* _EXERCISE AIM_
Looking at the listing beneath, work out how many lines hold "全媒体记者林丽玉" and report only that figure.

* _GIVEN INFORMATION_
──────

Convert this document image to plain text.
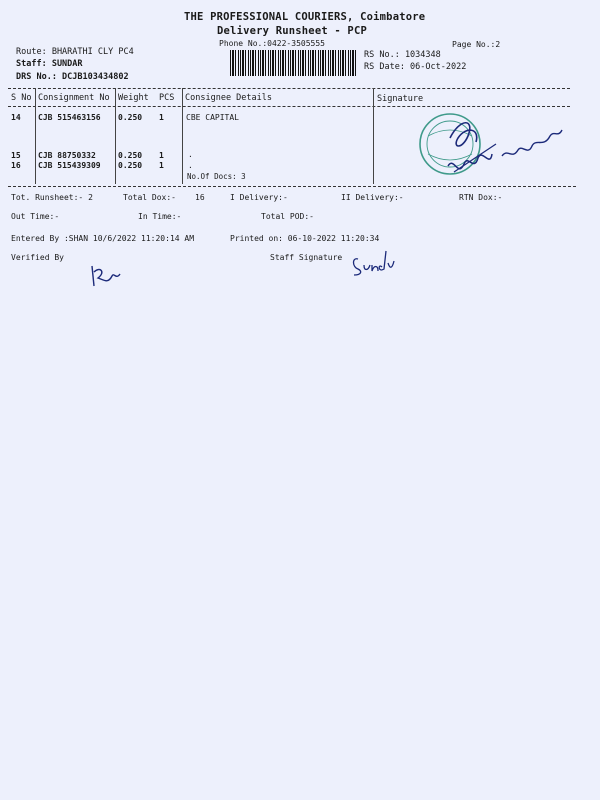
THE PROFESSIONAL COURIERS, Coimbatore
Delivery Runsheet - PCP
Phone No.:0422-3505555	Page No.:2
Route: BHARATHI CLY PC4
Staff: SUNDAR
DRS No.: DCJB103434802
RS No.: 1034348
RS Date: 06-Oct-2022
S No Consignment No Weight PCS Consignee Details	Signature
14 CJB 515463156 0.250 1	CBE CAPITAL
15 CJB 88750332	0.250 1	.
16 CJB 515439309 0.250 1	.
No.Of Docs: 3
Tot. Runsheet:- 2	Total Dox:- 16	I Delivery:-	II Delivery:-	RTN Dox:-
Out Time:-	In Time:-	Total POD:-
Entered By :SHAN 10/6/2022 11:20:14 AM	Printed on: 06-10-2022 11:20:34
Verified By	Staff Signature
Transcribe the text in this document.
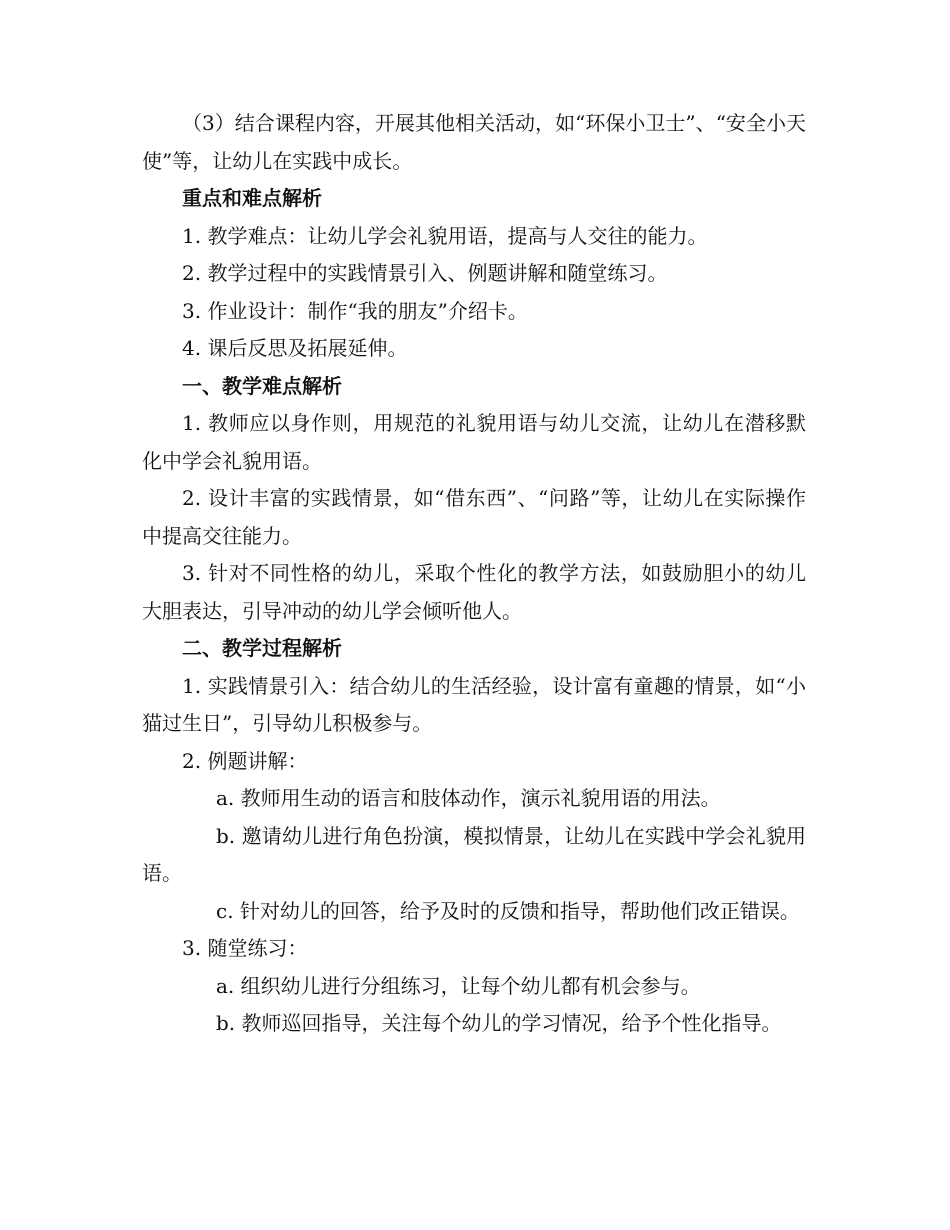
（3）结合课程内容，开展其他相关活动，如“环保小卫士”、“安全小天使”等，让幼儿在实践中成长。

重点和难点解析

1. 教学难点：让幼儿学会礼貌用语，提高与人交往的能力。

2. 教学过程中的实践情景引入、例题讲解和随堂练习。

3. 作业设计：制作“我的朋友”介绍卡。

4. 课后反思及拓展延伸。

一、教学难点解析

1. 教师应以身作则，用规范的礼貌用语与幼儿交流，让幼儿在潜移默化中学会礼貌用语。

2. 设计丰富的实践情景，如“借东西”、“问路”等，让幼儿在实际操作中提高交往能力。

3. 针对不同性格的幼儿，采取个性化的教学方法，如鼓励胆小的幼儿大胆表达，引导冲动的幼儿学会倾听他人。

二、教学过程解析

1. 实践情景引入：结合幼儿的生活经验，设计富有童趣的情景，如“小猫过生日”，引导幼儿积极参与。

2. 例题讲解：

a. 教师用生动的语言和肢体动作，演示礼貌用语的用法。

b. 邀请幼儿进行角色扮演，模拟情景，让幼儿在实践中学会礼貌用语。

c. 针对幼儿的回答，给予及时的反馈和指导，帮助他们改正错误。

3. 随堂练习：

a. 组织幼儿进行分组练习，让每个幼儿都有机会参与。

b. 教师巡回指导，关注每个幼儿的学习情况，给予个性化指导。
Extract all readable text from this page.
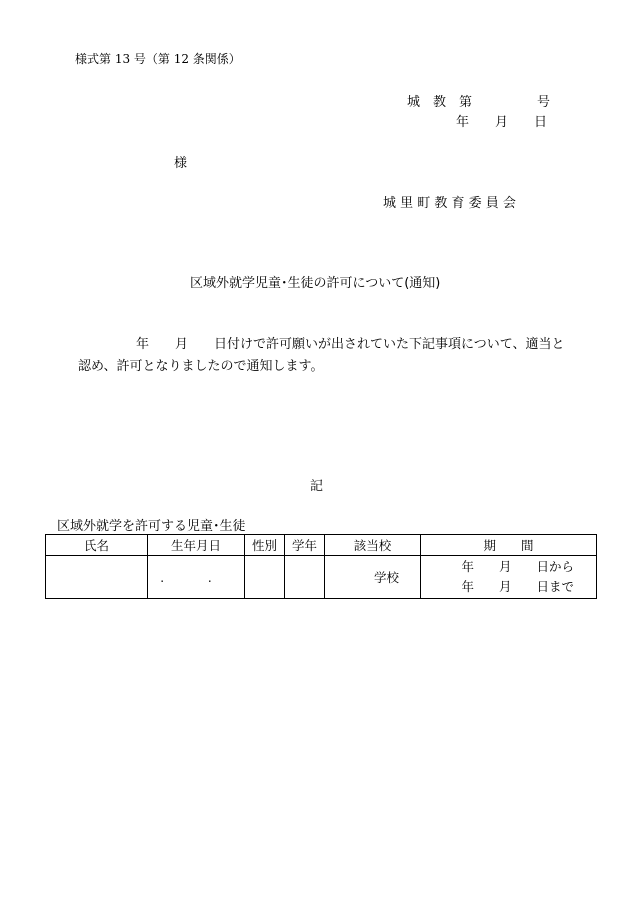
様式第 13 号（第 12 条関係）
城　教　第　　　　　号
年　　月　　日
様
城 里 町 教 育 委 員 会
区域外就学児童･生徒の許可について(通知)
年　　月　　日付けで許可願いが出されていた下記事項について、適当と
認め、許可となりましたので通知します。
記
区域外就学を許可する児童･生徒
氏名	生年月日	性別	学年	該当校	期　　間
	. .			学校	年　　月　　日から
年　　月　　日まで
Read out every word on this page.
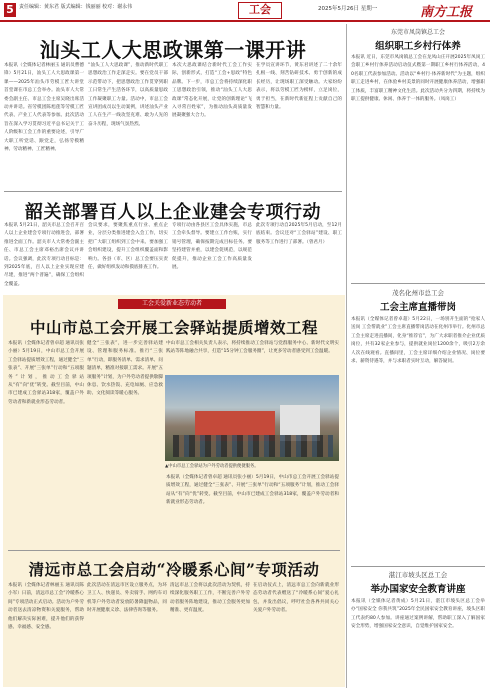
5	责任编辑：黄东君 版式编辑：钱丽丽 校对：谢永伟	工会	2025年5月26日 星期一	南方工报
汕头工人大思政课第一课开讲
本报讯（全媒体记者林丽玉 通讯员曹德锋）5月21日，汕头工人大思政课第一课——2025年汕头市劳模工匠大讲堂首堂课在市总工会举办。汕头市人大常委会副主任、市总工会主席吴晓出席活动并讲话。省劳模团陈旭莲等劳模工匠代表、产业工人代表等参加。此次活动旨在深入学习贯彻习近平总书记关于工人阶级和工会工作的重要论述，引导广大职工听党话、跟党走，弘扬劳模精神、劳动精神、工匠精神。
“汕头工人大思政课”，推动新时代职工思想政治工作走深走实。要在党员干部示范带动下，把思想政治工作贯穿到职工日常生产生活各环节，以高质量思政工作凝聚职工力量。活动中，市总工会宣讲团成员以生动案例，讲述汕头产业工人在生产一线攻坚克难、敢为人先的奋斗历程，现场气氛热烈。
本次大思政课结合新时代工会工作实际，创新形式，打造“工会+思政”特色品牌。下一步，市总工会将持续深化职工思想政治引领，推动“汕头工人大思政课”常态化开展，让党的创新理论“飞入寻常百姓家”，为推动汕头高质量发展凝聚强大合力。
在学员宣讲环节，黄东君讲述了二十余年扎根一线、刻苦钻研技术、勇于创新的成长经历，让现场职工深受触动。大家纷纷表示，将以劳模工匠为榜样，立足岗位，勇于担当，在新时代新征程上贡献自己的智慧和力量。
韶关部署百人以上企业建会专项行动
本报讯 5月21日，韶关市总工会召开百人以上企业建会专项行动推进会，部署推进全面工作。韶关市人大常委会副主任、市总工会主席邓裕出席会议并讲话。会议强调，此次专项行动目标是：到2025年底，百人以上企业实现应建尽建，推进“两个普遍”，确保工会组织全覆盖。
会议要求，要聚焦重点行业、重点企业，分层分类推进建会入会工作，切实把广大职工组织到工会中来。要加强工会组织建设，提升工会组织覆盖面和影响力。各县（市、区）总工会要压实责任，做好组织发动和摸底排查工作。
专项行动由各县区工会具体实施，市总工会牵头督导。要建立工作台账，实行销号管理，确保按期完成目标任务。要坚持建管并重，以建会促规范，以规范促提升，推动企业工会工作高质量发展。
此次专项行动自2025年5月启动，至12月底结束。会议还对“工会驿站”建设、职工服务等工作进行了部署。（曾君月）
工会关爱新业态劳动者
中山市总工会开展工会驿站提质增效工程
本报讯（全媒体记者曾卓超 通讯员张小丽）5月19日，中山市总工会开展工会驿站提质增效工程，通过健全“三张表”、开展“三张单”行动和“五项服务”计划，推动工会驿站从“有”向“优”转变。截至目前，中山市已建成工会驿站318家，覆盖户外劳动者和新就业形态劳动者。
健全“三张表”，进一步完善驿站建设、管理和服务标准。推行“三张单”行动，即服务清单、需求清单、问题清单，精准对接职工需求。开展“五项服务”计划，为户外劳动者提供歇脚休息、饮水热饭、充电如厕、应急救助、文化阅读等暖心服务。
中山市总工会相关负责人表示，将持续推动工会驿站与党群服务中心、新时代文明实践站等阵地融合共享，打造“15分钟工会服务圈”，让更多劳动者感受到工会温暖。
▲中山市总工会驿站为户外劳动者提供便捷服务。
本报讯（全媒体记者曾卓超 通讯员张小丽）5月19日，中山市总工会开展工会驿站提质增效工程，通过健全“三张表”、开展“三张单”行动和“五项服务”计划，推动工会驿站从“有”向“优”转变。截至目前，中山市已建成工会驿站318家，覆盖户外劳动者和新就业形态劳动者。
清远市总工会启动“冷暖系心间”专项活动
本报讯（全媒体记者林丽玉 通讯员陈小军）日前，清远市总工会“冷暖系心间”专项活动正式启动。活动为户外劳动者送去清凉物资和关爱服务，帮助他们解决实际困难，提升他们的获得感、幸福感、安全感。
此次活动在清远市区设立服务点，为环卫工人、快递员、外卖骑手、网约车司机等户外劳动者发放防暑降温物品，同时开展健康义诊、法律咨询等服务。
清远市总工会将以此次活动为契机，持续深化服务职工工作，不断完善户外劳动者服务阵地建设，推动工会服务更加精准、更有温度。
在启动仪式上，清远市总工会向新就业形态劳动者代表赠送了“冷暖系心间”爱心礼包，并发出倡议，呼吁社会各界共同关心关爱户外劳动者。
东莞市凤岗镇总工会
组织职工乡村行体养
本报讯 近日，东莞市凤岗镇总工会在龙凤山庄开展2025年凤岗工会职工乡村行体养活动启动仪式暨第一期职工乡村行体养活动，40名职工代表参加活动。活动以“乡村行·体养新时代”为主题，组织职工走进乡村，在体验乡村美景的同时开展健康体养活动，增强职工体质，丰富职工精神文化生活。此次活动共分为四期，将持续为职工提供健康、休闲、体养于一体的服务。（凤岗工）
茂名化州市总工会
工会主席直播带岗
本报讯（全媒体记者曾卓超）5月22日，一场别开生面的“抢家人送岗 工会帮就业”工会主席直播带岗活动在化州市举行。化州市总工会主席走进直播间，化身“推荐官”，为广大求职者推介企业优质岗位，共有32家企业参与，提供就业岗位1200余个，吸引2万余人次在线观看。直播间里，工会主席详细介绍企业情况、岗位要求、薪资待遇等，并与求职者实时互动，解答疑问。
湛江市坡头区总工会
举办国家安全教育讲座
本报讯（全媒体记者黄成）5月21日，湛江市坡头区总工会举办“国家安全 你我共筑”2025年全民国家安全教育讲座，坡头区职工代表约80人参加。讲座通过案例讲解，帮助职工深入了解国家安全形势，增强国家安全意识，自觉维护国家安全。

──────

* _SOLUTION TO THIS EXERCISE_
2